- _WHAT NEEDS TO BE DONE_
In the entries below, find the lines that contain the word "Green" and copy them.

- _DATA EXCERPTS_
· · · · · · ·

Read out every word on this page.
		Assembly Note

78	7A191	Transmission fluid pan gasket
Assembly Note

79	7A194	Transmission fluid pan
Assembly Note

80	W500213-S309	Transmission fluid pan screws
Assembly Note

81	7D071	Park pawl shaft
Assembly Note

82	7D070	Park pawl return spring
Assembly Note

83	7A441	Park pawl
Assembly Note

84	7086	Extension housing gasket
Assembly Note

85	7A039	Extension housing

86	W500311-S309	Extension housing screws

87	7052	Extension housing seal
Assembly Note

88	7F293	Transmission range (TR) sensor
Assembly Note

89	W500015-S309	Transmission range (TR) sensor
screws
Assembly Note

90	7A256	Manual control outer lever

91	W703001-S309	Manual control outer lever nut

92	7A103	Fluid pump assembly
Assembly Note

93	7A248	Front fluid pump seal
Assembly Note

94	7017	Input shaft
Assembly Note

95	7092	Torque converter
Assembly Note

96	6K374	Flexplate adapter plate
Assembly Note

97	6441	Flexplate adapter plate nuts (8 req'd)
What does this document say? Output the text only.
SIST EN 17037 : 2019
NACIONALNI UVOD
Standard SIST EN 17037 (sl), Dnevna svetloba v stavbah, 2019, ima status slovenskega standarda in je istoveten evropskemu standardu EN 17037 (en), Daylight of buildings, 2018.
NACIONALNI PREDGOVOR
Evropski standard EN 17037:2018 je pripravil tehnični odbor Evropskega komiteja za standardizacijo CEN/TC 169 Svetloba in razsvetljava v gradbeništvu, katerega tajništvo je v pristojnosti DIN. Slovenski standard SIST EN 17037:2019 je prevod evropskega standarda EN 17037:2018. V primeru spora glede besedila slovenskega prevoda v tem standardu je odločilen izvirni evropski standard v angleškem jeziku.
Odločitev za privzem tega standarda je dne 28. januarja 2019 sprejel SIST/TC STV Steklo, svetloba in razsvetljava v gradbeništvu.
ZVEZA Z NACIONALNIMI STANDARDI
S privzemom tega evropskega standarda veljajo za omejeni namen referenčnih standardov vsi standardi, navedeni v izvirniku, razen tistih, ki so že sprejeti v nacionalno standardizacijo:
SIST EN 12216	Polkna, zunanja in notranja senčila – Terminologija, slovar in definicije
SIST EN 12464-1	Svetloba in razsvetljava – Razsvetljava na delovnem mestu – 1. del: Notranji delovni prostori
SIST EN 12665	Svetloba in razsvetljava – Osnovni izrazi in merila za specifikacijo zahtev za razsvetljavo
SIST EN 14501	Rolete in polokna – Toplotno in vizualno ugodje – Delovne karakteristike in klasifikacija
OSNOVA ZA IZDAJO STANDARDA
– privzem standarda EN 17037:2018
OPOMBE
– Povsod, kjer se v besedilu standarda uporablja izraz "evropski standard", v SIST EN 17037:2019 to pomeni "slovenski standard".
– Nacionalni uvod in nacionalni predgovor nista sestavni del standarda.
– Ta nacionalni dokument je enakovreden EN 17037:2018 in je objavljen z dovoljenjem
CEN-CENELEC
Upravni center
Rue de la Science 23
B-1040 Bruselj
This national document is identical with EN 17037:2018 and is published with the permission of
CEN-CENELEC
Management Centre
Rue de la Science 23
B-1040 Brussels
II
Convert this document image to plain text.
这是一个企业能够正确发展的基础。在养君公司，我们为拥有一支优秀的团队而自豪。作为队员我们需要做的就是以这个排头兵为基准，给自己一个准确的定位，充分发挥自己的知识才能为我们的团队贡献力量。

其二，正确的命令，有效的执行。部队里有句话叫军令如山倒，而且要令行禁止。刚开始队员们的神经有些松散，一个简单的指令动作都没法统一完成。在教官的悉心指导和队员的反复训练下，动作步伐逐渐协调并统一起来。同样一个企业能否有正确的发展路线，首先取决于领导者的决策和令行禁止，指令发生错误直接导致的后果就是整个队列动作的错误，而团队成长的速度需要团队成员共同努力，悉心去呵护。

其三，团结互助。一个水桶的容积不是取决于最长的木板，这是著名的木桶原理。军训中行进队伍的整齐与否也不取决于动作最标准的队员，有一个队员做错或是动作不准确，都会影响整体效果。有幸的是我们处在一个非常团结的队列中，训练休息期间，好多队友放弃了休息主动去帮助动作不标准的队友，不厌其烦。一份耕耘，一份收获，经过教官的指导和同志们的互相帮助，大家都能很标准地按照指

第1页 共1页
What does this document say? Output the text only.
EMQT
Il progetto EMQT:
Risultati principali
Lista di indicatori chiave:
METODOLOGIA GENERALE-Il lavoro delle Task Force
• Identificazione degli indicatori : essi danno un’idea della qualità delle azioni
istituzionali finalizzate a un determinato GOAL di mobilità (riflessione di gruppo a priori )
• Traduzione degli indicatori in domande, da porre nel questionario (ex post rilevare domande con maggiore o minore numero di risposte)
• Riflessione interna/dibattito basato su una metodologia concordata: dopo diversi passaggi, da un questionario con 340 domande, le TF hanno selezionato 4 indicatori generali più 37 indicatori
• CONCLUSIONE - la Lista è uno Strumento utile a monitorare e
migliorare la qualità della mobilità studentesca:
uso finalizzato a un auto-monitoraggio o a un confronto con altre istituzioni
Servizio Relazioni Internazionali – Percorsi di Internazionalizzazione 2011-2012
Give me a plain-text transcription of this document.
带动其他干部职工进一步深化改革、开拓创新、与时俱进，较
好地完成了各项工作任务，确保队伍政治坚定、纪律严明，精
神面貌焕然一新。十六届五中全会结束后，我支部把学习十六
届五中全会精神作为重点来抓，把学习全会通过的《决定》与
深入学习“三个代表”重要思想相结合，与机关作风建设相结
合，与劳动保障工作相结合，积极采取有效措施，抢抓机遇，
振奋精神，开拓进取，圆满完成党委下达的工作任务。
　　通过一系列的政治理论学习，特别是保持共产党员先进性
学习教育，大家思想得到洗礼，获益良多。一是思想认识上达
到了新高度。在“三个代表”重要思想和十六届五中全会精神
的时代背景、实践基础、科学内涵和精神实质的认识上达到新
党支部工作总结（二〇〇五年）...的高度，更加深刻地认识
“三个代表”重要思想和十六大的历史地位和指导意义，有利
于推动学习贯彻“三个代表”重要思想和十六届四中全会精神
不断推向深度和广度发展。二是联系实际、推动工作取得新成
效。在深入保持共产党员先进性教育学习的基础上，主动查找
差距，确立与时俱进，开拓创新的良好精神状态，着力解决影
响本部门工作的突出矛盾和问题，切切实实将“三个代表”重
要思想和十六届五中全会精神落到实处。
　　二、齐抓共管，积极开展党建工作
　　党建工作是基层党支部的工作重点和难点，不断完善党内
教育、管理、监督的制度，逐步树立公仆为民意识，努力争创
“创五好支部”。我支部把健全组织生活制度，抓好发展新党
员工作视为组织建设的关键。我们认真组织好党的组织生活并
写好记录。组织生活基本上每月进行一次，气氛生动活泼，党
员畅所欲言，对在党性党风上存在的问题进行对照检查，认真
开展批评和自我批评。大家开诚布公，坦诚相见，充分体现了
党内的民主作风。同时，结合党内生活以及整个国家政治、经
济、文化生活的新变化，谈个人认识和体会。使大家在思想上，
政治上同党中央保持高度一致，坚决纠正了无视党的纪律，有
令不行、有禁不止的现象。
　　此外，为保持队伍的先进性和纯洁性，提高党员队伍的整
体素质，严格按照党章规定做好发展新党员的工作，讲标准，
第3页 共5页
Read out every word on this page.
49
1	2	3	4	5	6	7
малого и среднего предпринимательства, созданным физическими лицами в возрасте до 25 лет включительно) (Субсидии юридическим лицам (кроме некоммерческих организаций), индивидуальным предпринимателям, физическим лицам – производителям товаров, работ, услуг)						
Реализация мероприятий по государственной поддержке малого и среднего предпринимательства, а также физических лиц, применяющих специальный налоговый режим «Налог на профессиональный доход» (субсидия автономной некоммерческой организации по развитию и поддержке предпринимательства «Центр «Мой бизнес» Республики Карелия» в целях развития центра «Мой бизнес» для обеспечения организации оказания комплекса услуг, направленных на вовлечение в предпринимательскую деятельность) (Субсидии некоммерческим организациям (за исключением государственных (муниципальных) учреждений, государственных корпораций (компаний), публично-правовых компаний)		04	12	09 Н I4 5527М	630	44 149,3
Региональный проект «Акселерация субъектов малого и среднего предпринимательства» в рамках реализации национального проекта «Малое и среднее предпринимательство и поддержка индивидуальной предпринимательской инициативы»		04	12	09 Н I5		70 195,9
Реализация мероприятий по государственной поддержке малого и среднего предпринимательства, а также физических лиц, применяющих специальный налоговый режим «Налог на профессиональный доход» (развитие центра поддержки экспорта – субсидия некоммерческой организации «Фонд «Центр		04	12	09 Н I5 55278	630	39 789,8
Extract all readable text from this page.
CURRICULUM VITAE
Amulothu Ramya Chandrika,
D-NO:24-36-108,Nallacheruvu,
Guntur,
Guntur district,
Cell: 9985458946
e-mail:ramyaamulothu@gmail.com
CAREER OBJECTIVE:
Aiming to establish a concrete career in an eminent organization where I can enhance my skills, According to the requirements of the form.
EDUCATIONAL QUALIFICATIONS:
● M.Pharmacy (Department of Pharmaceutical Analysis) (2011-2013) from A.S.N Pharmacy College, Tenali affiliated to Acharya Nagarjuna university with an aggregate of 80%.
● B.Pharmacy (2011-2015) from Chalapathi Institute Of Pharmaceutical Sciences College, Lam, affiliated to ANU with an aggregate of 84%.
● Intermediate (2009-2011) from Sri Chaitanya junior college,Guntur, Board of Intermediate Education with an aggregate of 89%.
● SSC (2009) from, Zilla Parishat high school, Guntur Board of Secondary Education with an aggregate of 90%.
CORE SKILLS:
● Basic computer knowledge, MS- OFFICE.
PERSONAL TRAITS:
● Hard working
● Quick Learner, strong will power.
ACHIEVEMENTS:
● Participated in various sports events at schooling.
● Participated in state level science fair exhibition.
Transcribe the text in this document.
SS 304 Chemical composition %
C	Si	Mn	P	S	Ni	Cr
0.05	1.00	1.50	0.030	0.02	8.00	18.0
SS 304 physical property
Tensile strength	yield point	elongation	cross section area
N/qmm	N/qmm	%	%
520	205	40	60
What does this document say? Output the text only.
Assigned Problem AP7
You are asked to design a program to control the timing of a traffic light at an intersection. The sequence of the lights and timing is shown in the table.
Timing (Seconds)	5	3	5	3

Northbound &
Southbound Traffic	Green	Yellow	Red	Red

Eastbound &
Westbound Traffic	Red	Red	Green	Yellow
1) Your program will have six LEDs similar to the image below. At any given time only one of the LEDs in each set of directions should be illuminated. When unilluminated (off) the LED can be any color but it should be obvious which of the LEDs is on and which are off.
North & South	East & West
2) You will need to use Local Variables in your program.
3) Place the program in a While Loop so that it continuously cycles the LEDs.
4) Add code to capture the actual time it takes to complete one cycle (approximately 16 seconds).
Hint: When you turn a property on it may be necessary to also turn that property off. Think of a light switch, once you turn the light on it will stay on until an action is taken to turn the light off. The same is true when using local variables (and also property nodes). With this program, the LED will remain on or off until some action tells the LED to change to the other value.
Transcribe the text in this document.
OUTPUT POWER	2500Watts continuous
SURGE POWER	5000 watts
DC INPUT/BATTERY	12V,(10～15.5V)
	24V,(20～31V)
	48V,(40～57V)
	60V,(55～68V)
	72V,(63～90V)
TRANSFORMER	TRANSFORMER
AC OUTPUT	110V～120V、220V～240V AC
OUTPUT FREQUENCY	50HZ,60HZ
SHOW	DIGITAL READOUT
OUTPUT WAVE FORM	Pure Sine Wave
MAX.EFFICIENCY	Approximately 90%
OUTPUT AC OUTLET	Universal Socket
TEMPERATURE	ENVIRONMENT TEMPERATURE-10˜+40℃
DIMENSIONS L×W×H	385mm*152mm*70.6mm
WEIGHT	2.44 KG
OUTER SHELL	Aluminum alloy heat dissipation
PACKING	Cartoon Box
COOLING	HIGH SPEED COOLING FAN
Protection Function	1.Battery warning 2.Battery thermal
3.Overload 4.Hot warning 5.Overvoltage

· · · · · · ·

- _FINISHED TASK_
Southbound Traffic	Green	Yellow	Red	Red
Westbound Traffic	Red	Red	Green	Yellow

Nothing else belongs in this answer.